(Lines of data)
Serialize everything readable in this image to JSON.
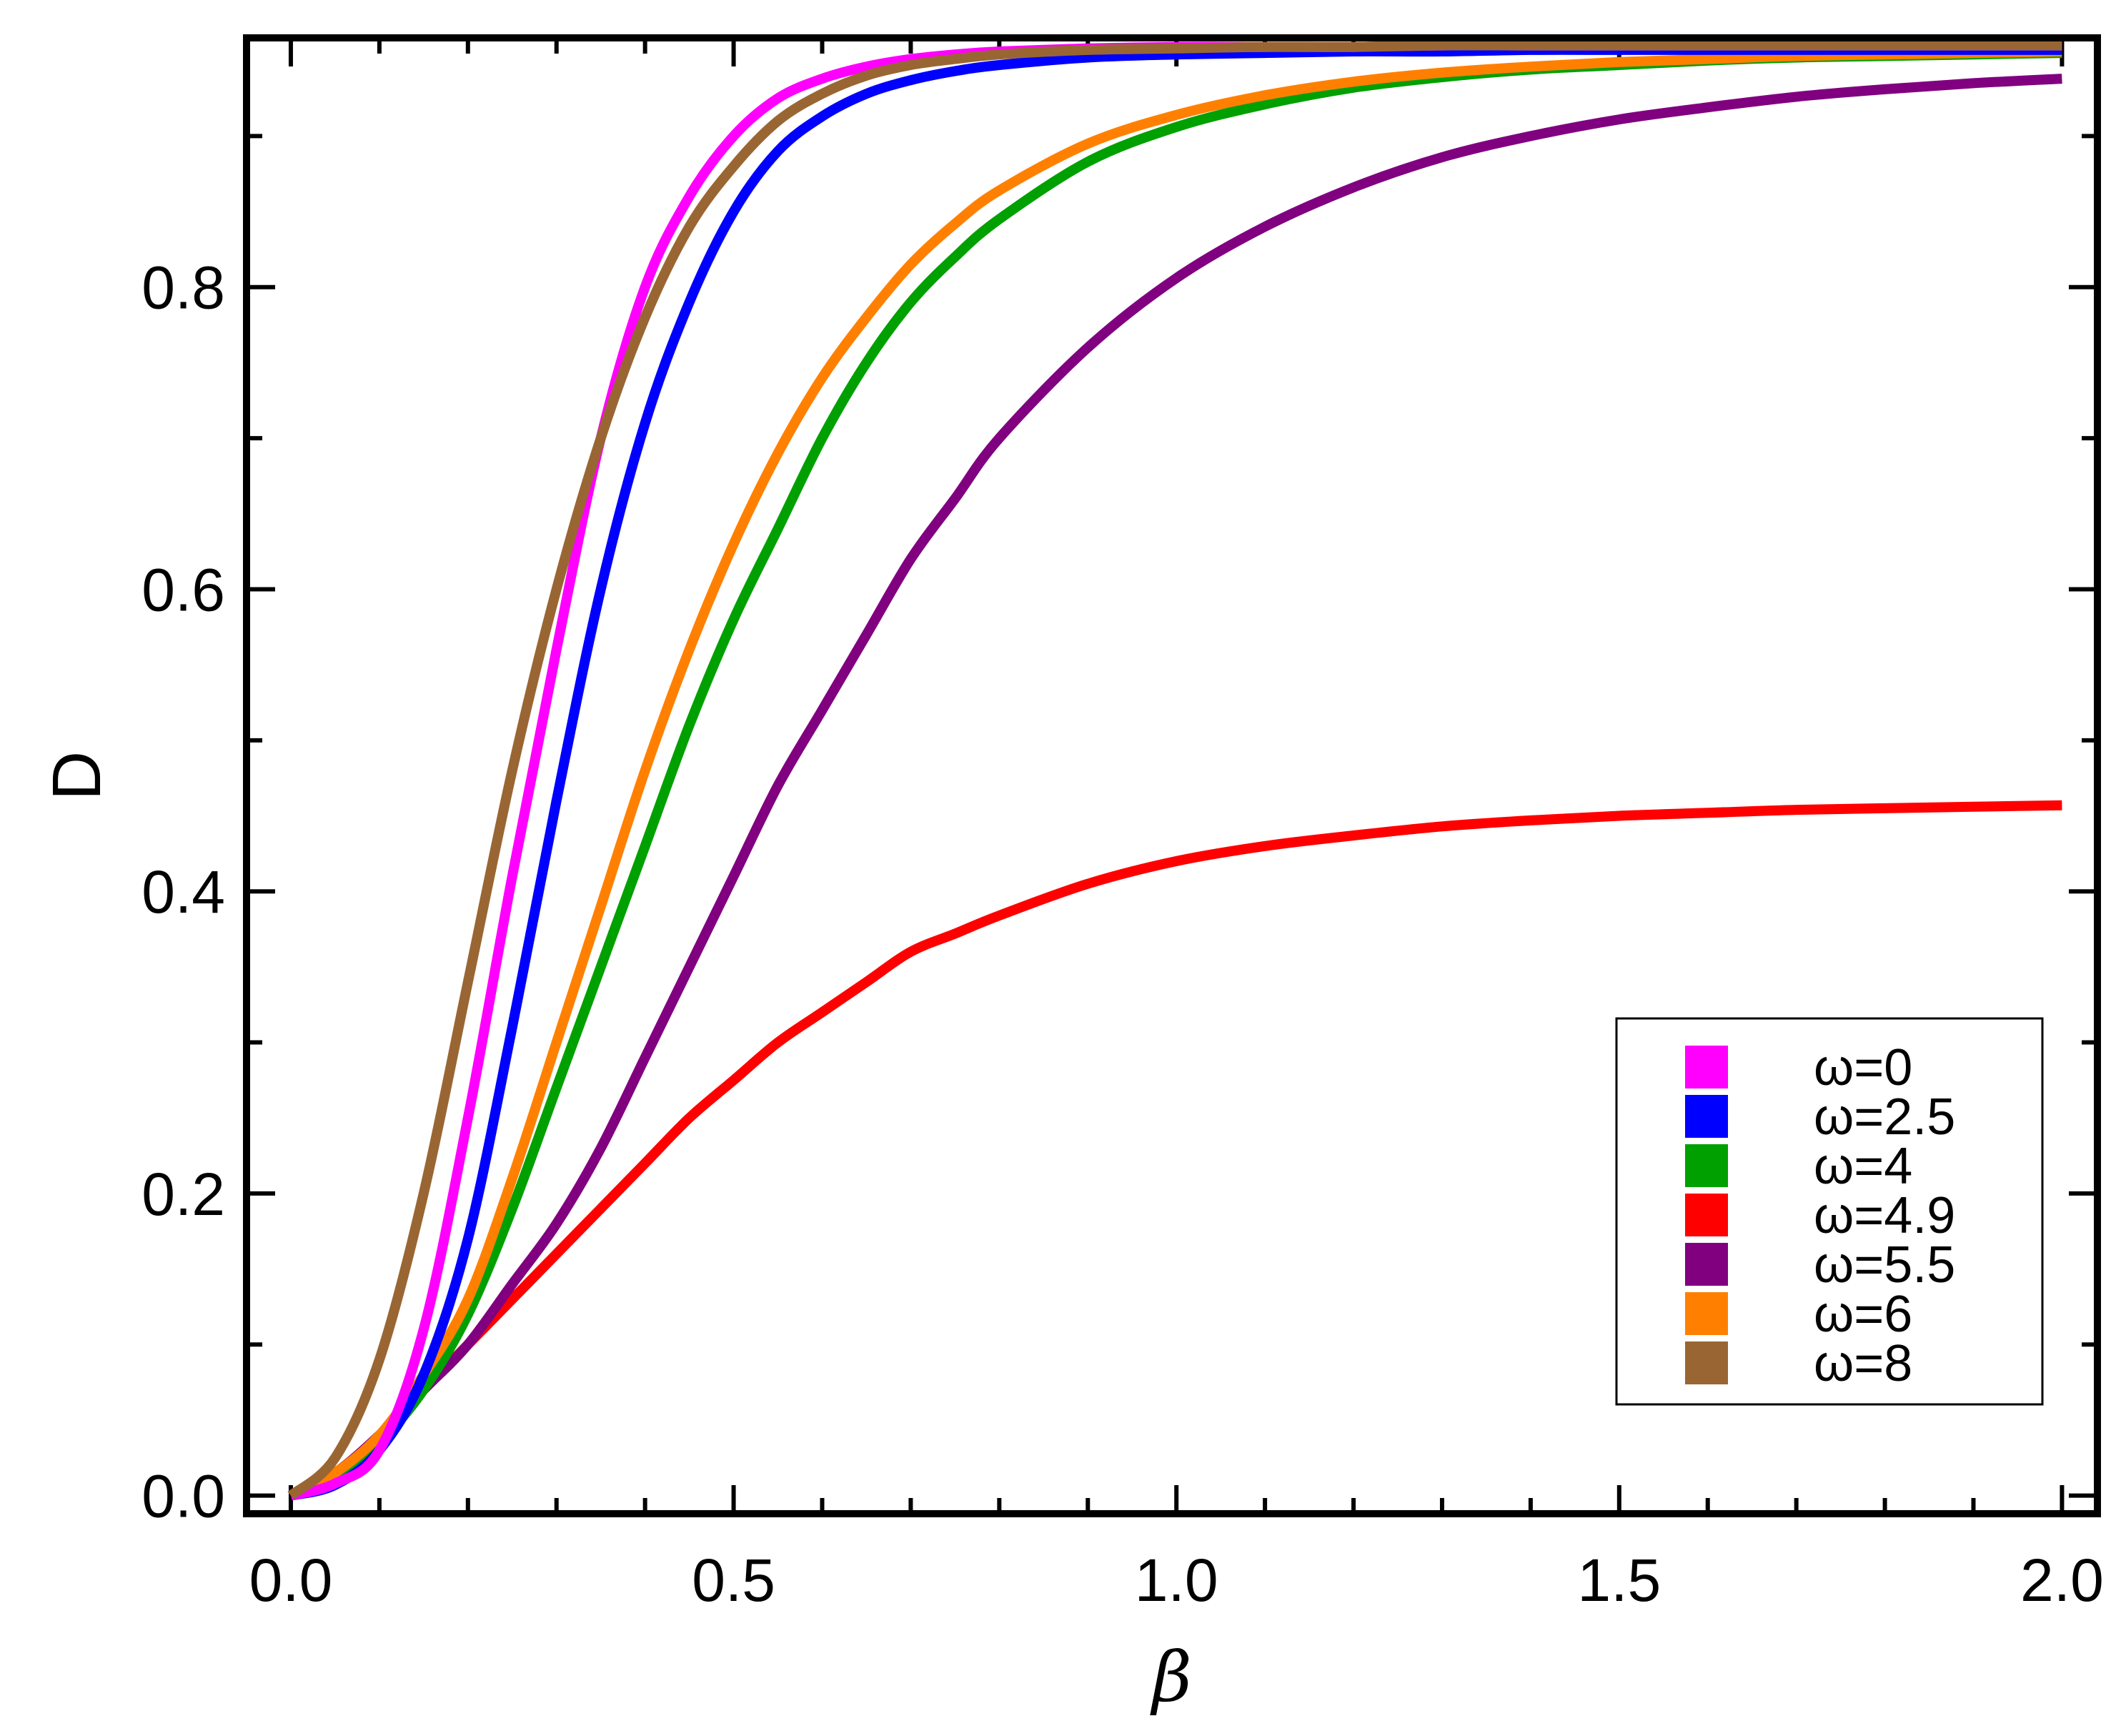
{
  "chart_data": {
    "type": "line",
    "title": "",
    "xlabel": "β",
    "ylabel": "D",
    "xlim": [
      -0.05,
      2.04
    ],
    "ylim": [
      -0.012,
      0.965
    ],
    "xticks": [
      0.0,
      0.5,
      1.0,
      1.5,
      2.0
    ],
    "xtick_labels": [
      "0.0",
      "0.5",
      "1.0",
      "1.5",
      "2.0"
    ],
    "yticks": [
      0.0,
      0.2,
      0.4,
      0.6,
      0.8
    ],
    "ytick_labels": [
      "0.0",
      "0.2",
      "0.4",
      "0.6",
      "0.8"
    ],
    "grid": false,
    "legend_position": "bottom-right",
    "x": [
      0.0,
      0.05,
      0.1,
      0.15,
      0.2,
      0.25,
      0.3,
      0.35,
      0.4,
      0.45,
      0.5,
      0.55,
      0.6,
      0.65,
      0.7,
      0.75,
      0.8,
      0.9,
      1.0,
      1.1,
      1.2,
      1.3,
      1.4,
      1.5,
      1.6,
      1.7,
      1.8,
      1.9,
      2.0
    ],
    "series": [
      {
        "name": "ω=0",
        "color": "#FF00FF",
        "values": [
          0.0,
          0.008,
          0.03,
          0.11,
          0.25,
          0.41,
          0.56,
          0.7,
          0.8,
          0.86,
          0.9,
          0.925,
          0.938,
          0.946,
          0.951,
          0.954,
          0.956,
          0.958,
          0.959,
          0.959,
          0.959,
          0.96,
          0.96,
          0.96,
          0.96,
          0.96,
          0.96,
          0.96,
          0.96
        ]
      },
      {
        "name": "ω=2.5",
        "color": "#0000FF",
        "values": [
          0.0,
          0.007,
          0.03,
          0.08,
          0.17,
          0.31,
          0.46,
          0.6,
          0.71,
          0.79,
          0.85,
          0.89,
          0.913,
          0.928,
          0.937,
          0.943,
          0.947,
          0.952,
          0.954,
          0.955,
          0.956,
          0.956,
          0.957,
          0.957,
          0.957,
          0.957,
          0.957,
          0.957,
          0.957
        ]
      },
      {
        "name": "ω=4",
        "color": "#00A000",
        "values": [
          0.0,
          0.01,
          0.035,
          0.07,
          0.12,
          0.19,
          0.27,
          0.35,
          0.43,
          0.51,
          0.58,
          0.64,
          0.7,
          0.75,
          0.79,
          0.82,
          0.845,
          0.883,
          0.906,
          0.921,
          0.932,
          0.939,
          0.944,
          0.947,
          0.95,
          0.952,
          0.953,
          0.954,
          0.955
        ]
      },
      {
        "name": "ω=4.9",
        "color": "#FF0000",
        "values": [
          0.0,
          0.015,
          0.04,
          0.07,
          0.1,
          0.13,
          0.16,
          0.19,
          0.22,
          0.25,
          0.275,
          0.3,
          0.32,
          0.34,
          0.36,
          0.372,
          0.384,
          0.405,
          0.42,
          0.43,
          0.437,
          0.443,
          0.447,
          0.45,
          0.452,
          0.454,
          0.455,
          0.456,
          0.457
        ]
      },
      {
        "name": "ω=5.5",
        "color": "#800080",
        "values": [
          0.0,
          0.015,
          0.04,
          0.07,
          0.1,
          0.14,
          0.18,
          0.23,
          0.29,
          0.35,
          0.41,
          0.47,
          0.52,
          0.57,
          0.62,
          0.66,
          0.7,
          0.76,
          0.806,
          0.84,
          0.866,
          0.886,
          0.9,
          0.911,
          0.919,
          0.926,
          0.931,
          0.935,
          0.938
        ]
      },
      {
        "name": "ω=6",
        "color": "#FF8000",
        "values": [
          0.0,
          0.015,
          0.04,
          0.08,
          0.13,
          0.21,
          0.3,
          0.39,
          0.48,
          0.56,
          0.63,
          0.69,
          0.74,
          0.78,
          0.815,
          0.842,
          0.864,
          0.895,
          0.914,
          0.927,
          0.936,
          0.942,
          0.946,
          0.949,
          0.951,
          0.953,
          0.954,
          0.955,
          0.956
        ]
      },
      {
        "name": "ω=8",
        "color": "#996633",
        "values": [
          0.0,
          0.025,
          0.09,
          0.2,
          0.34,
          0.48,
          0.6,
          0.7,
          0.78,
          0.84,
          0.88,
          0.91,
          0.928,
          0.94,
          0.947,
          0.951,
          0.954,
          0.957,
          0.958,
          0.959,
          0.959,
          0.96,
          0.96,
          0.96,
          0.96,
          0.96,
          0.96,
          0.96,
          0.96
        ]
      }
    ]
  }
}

--- Written task ---
State the number of lines holding the word "name" in the listing. Add nothing else.

--- Written solution ---
7